• _Work to complete_
Will you extract the entries word for word? Images should not appear in the copy.

[START]

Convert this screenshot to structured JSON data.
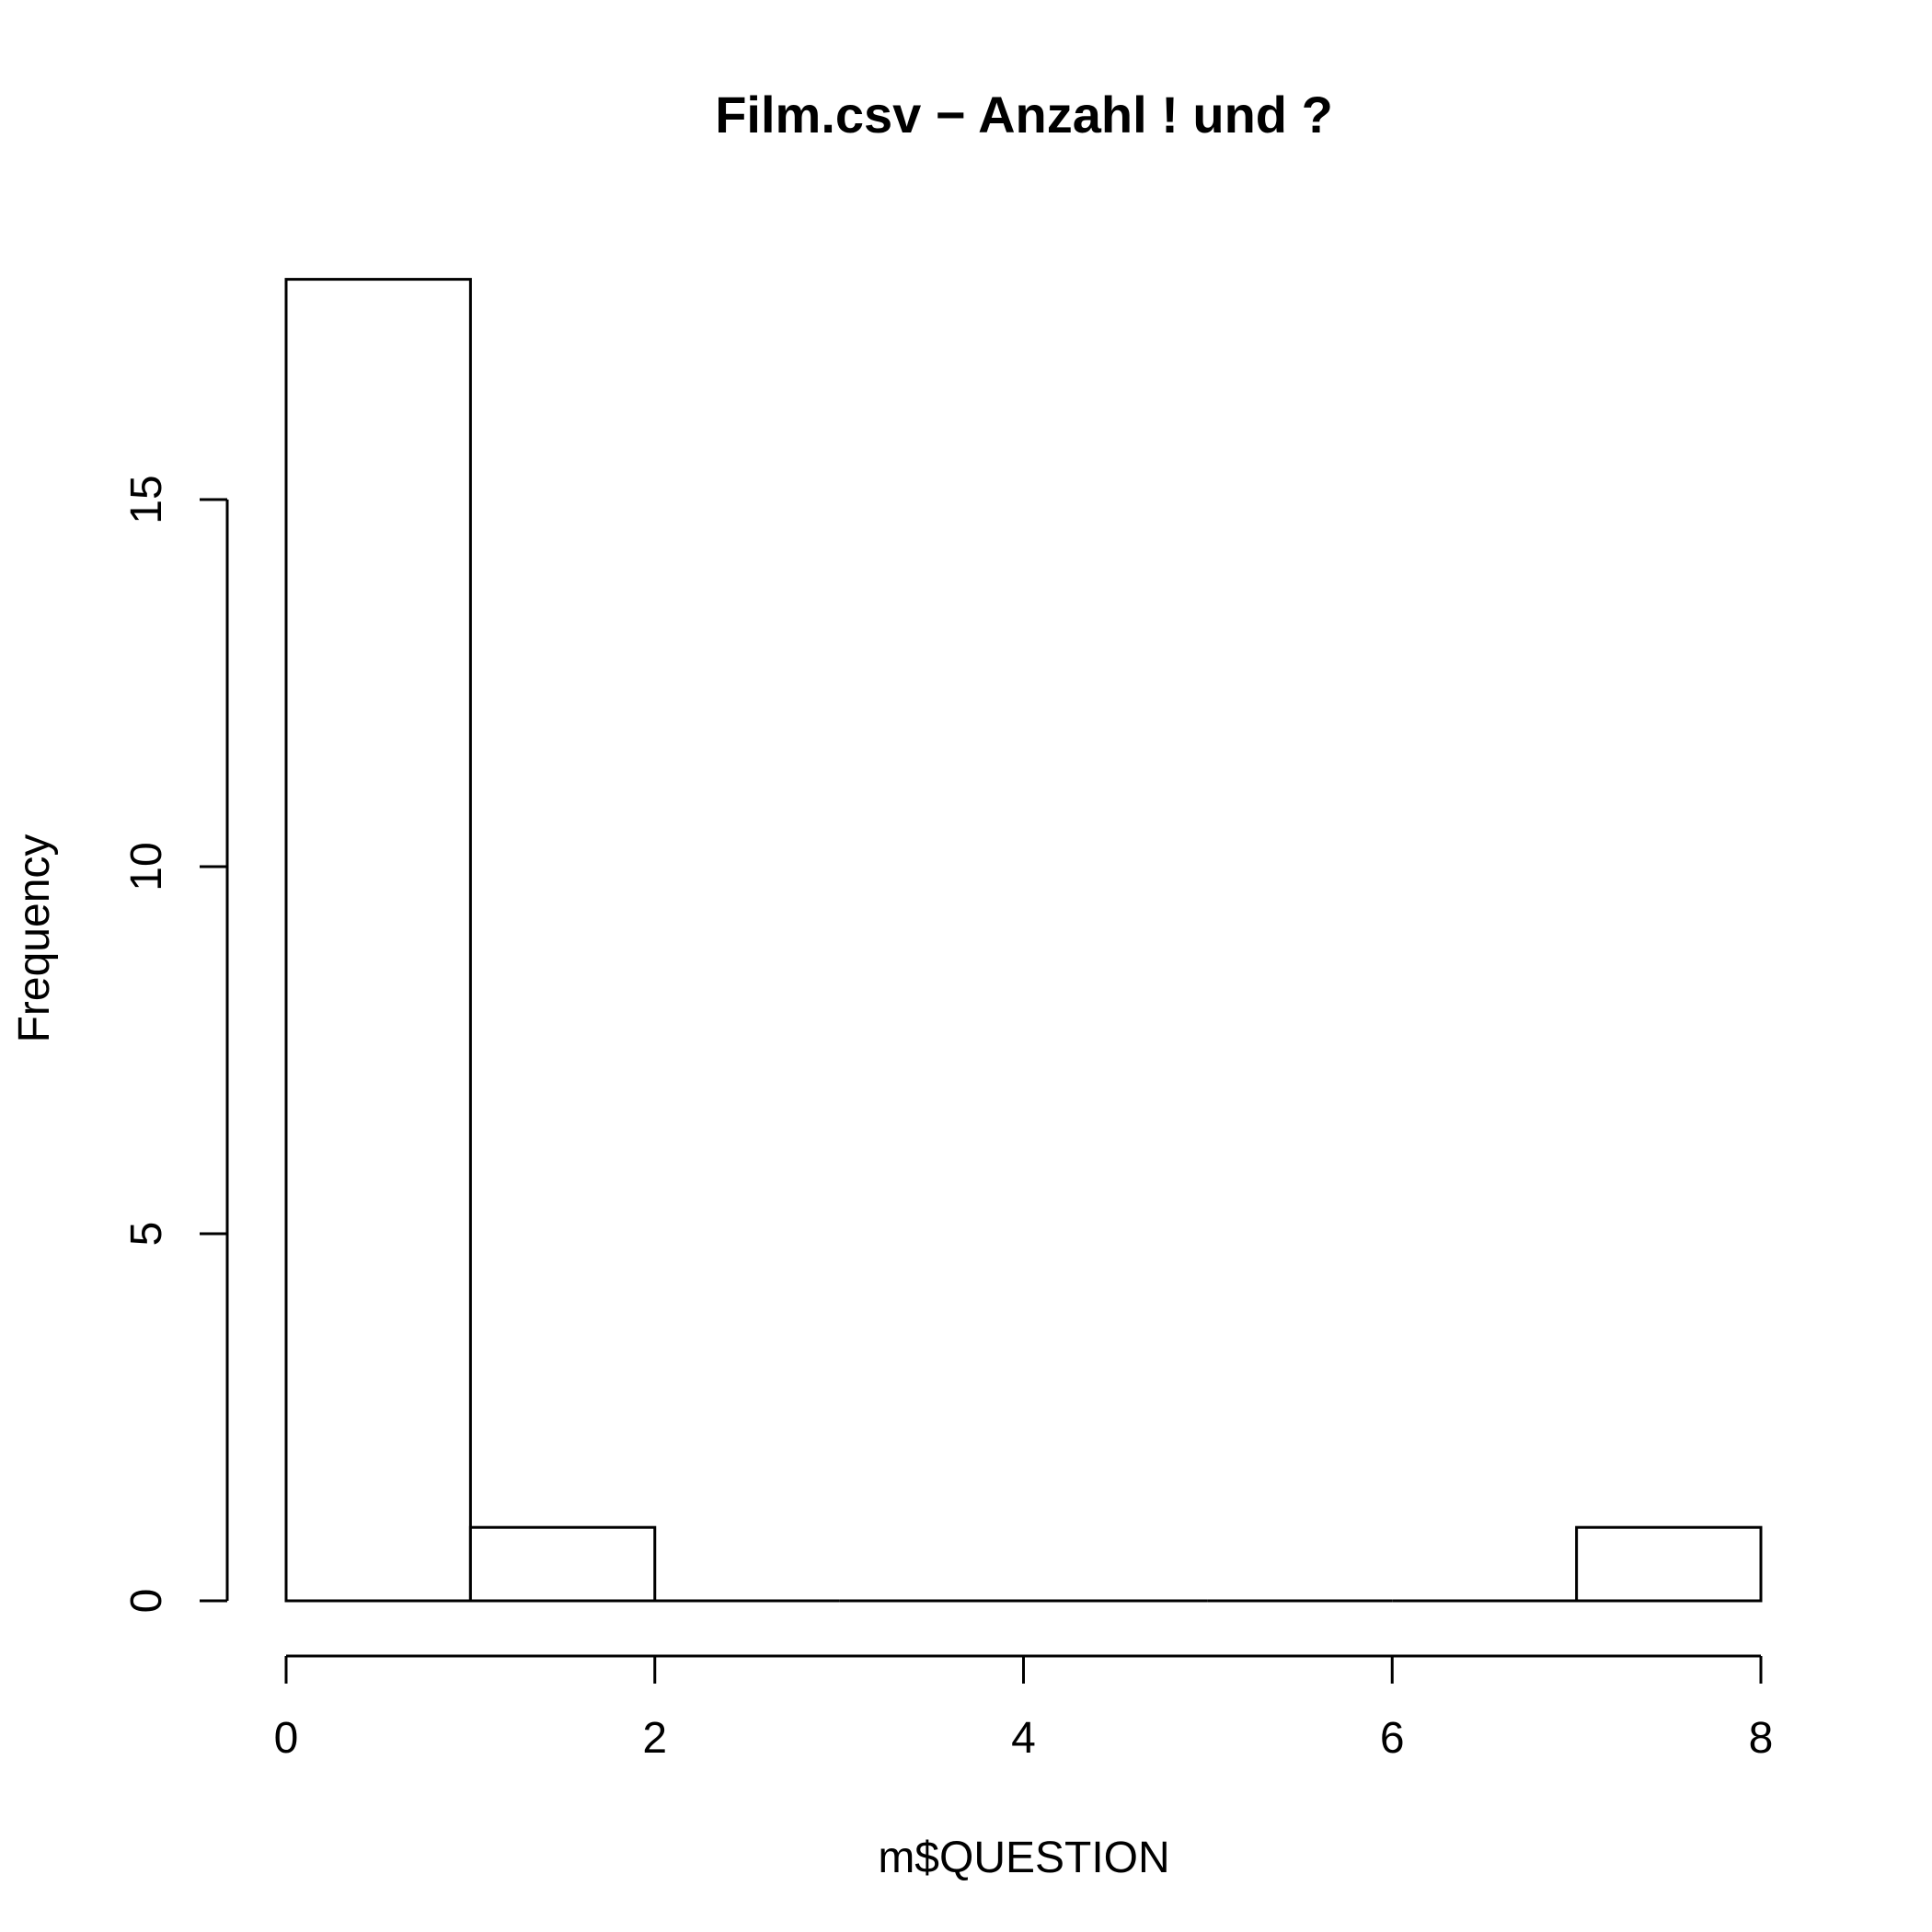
{
  "chart_data": {
    "type": "bar",
    "title": "Film.csv − Anzahl ! und ?",
    "xlabel": "m$QUESTION",
    "ylabel": "Frequency",
    "bins": [
      {
        "start": 0,
        "end": 1,
        "value": 18
      },
      {
        "start": 1,
        "end": 2,
        "value": 1
      },
      {
        "start": 2,
        "end": 3,
        "value": 0
      },
      {
        "start": 3,
        "end": 4,
        "value": 0
      },
      {
        "start": 4,
        "end": 5,
        "value": 0
      },
      {
        "start": 5,
        "end": 6,
        "value": 0
      },
      {
        "start": 6,
        "end": 7,
        "value": 0
      },
      {
        "start": 7,
        "end": 8,
        "value": 1
      }
    ],
    "xlim": [
      0,
      8
    ],
    "ylim": [
      0,
      18
    ],
    "xticks": [
      0,
      2,
      4,
      6,
      8
    ],
    "yticks": [
      0,
      5,
      10,
      15
    ],
    "grid": false,
    "colors": {
      "fill": "#ffffff",
      "stroke": "#000000"
    }
  }
}
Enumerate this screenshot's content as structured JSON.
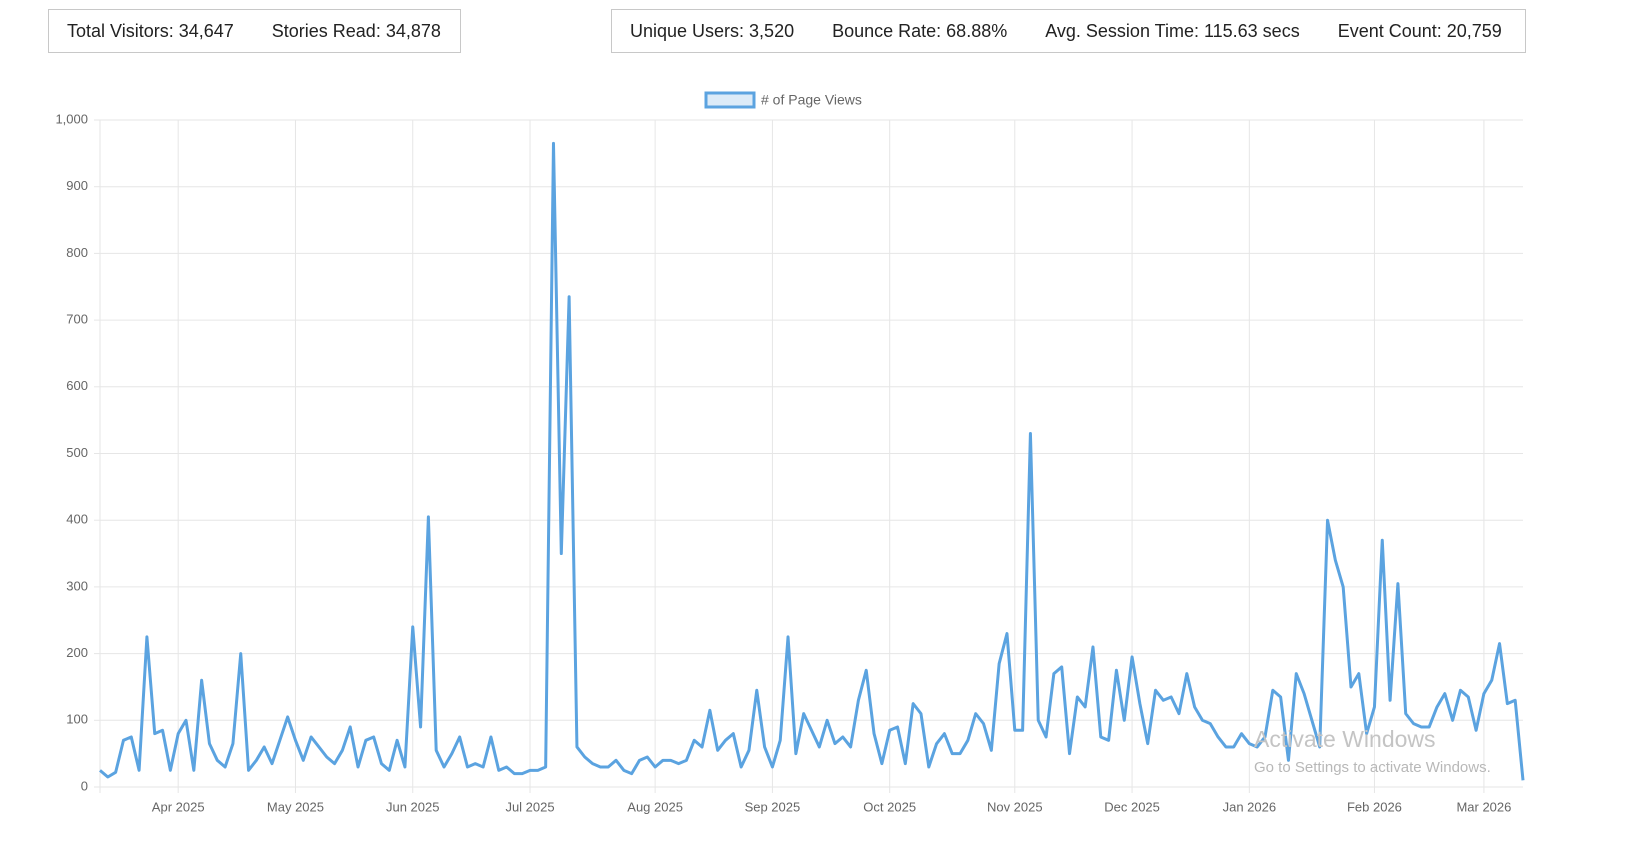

[END]

• _Answer in full_
Convert this screenshot to structured JSON data.
{
  "chart_data": {
    "type": "bar",
    "title": "Film.csv − Anzahl ! und ?",
    "xlabel": "m$QUESTION",
    "ylabel": "Frequency",
    "bins": [
      {
        "start": 0,
        "end": 1,
        "value": 18
      },
      {
        "start": 1,
        "end": 2,
        "value": 1
      },
      {
        "start": 2,
        "end": 3,
        "value": 0
      },
      {
        "start": 3,
        "end": 4,
        "value": 0
      },
      {
        "start": 4,
        "end": 5,
        "value": 0
      },
      {
        "start": 5,
        "end": 6,
        "value": 0
      },
      {
        "start": 6,
        "end": 7,
        "value": 0
      },
      {
        "start": 7,
        "end": 8,
        "value": 1
      }
    ],
    "xlim": [
      0,
      8
    ],
    "ylim": [
      0,
      18
    ],
    "xticks": [
      0,
      2,
      4,
      6,
      8
    ],
    "yticks": [
      0,
      5,
      10,
      15
    ],
    "grid": false,
    "colors": {
      "fill": "#ffffff",
      "stroke": "#000000"
    }
  }
}
Enumerate this screenshot's content as structured JSON.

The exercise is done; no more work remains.